What you should do:
Exclude the pictures, then repeat the remaining data exactly.

━━━━━━

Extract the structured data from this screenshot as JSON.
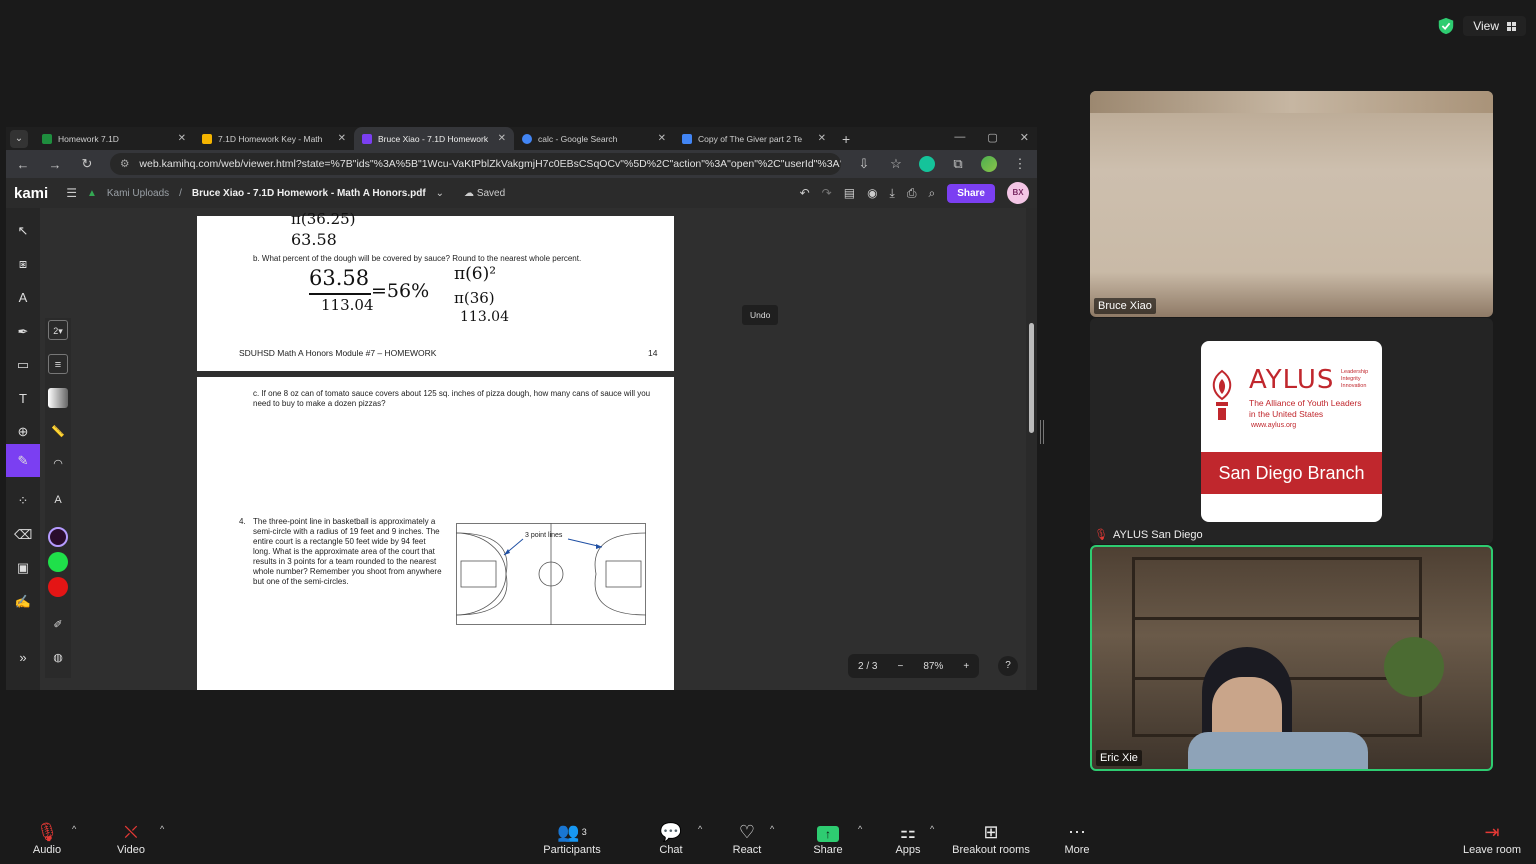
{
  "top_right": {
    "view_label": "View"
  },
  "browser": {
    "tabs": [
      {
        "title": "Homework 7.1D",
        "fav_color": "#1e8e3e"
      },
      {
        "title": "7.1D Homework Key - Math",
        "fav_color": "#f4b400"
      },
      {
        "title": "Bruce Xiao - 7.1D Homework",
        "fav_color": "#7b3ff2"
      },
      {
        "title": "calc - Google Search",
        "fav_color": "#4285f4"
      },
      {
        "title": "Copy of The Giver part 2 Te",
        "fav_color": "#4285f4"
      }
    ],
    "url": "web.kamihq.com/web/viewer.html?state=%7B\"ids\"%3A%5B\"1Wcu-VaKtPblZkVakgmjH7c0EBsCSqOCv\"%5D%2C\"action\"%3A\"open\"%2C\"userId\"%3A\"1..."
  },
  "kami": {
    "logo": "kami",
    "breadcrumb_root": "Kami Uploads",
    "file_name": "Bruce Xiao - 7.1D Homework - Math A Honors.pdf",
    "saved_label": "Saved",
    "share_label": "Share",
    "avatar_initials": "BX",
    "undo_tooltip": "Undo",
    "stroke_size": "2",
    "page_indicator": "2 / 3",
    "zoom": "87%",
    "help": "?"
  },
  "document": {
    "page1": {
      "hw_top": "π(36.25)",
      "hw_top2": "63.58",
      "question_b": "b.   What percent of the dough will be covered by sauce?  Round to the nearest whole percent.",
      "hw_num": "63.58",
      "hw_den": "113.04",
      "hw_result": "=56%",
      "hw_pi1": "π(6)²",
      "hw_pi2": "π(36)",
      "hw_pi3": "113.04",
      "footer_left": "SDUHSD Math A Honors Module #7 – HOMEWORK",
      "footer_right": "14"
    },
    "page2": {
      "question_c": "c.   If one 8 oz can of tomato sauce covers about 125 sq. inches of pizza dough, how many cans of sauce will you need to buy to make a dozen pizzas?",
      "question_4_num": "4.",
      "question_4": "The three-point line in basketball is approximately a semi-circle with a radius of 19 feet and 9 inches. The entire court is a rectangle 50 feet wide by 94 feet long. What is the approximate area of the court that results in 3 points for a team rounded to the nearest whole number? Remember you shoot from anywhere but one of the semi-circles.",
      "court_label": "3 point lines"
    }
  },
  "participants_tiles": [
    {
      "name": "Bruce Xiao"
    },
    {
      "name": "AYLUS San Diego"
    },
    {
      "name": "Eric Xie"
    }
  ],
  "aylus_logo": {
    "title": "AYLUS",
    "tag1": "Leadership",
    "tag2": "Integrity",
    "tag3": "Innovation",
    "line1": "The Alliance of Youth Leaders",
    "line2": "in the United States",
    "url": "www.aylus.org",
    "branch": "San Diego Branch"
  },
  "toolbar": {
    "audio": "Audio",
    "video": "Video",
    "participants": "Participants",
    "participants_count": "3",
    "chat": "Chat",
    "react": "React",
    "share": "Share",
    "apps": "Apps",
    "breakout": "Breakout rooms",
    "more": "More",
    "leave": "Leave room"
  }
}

━━━━━━

Response to this exercise:
Extract the structured data from this screenshot as JSON.
{
  "top_right": {
    "view_label": "View"
  },
  "browser": {
    "tabs": [
      {
        "title": "Homework 7.1D",
        "fav_color": "#1e8e3e"
      },
      {
        "title": "7.1D Homework Key - Math",
        "fav_color": "#f4b400"
      },
      {
        "title": "Bruce Xiao - 7.1D Homework",
        "fav_color": "#7b3ff2"
      },
      {
        "title": "calc - Google Search",
        "fav_color": "#4285f4"
      },
      {
        "title": "Copy of The Giver part 2 Te",
        "fav_color": "#4285f4"
      }
    ],
    "url": "web.kamihq.com/web/viewer.html?state=%7B\"ids\"%3A%5B\"1Wcu-VaKtPblZkVakgmjH7c0EBsCSqOCv\"%5D%2C\"action\"%3A\"open\"%2C\"userId\"%3A\"1..."
  },
  "kami": {
    "logo": "kami",
    "breadcrumb_root": "Kami Uploads",
    "file_name": "Bruce Xiao - 7.1D Homework - Math A Honors.pdf",
    "saved_label": "Saved",
    "share_label": "Share",
    "avatar_initials": "BX",
    "undo_tooltip": "Undo",
    "stroke_size": "2",
    "page_indicator": "2 / 3",
    "zoom": "87%",
    "help": "?"
  },
  "document": {
    "page1": {
      "hw_top": "π(36.25)",
      "hw_top2": "63.58",
      "question_b": "b.   What percent of the dough will be covered by sauce?  Round to the nearest whole percent.",
      "hw_num": "63.58",
      "hw_den": "113.04",
      "hw_result": "=56%",
      "hw_pi1": "π(6)²",
      "hw_pi2": "π(36)",
      "hw_pi3": "113.04",
      "footer_left": "SDUHSD Math A Honors Module #7 – HOMEWORK",
      "footer_right": "14"
    },
    "page2": {
      "question_c": "c.   If one 8 oz can of tomato sauce covers about 125 sq. inches of pizza dough, how many cans of sauce will you need to buy to make a dozen pizzas?",
      "question_4_num": "4.",
      "question_4": "The three-point line in basketball is approximately a semi-circle with a radius of 19 feet and 9 inches. The entire court is a rectangle 50 feet wide by 94 feet long. What is the approximate area of the court that results in 3 points for a team rounded to the nearest whole number? Remember you shoot from anywhere but one of the semi-circles.",
      "court_label": "3 point lines"
    }
  },
  "participants_tiles": [
    {
      "name": "Bruce Xiao"
    },
    {
      "name": "AYLUS San Diego"
    },
    {
      "name": "Eric Xie"
    }
  ],
  "aylus_logo": {
    "title": "AYLUS",
    "tag1": "Leadership",
    "tag2": "Integrity",
    "tag3": "Innovation",
    "line1": "The Alliance of Youth Leaders",
    "line2": "in the United States",
    "url": "www.aylus.org",
    "branch": "San Diego Branch"
  },
  "toolbar": {
    "audio": "Audio",
    "video": "Video",
    "participants": "Participants",
    "participants_count": "3",
    "chat": "Chat",
    "react": "React",
    "share": "Share",
    "apps": "Apps",
    "breakout": "Breakout rooms",
    "more": "More",
    "leave": "Leave room"
  }
}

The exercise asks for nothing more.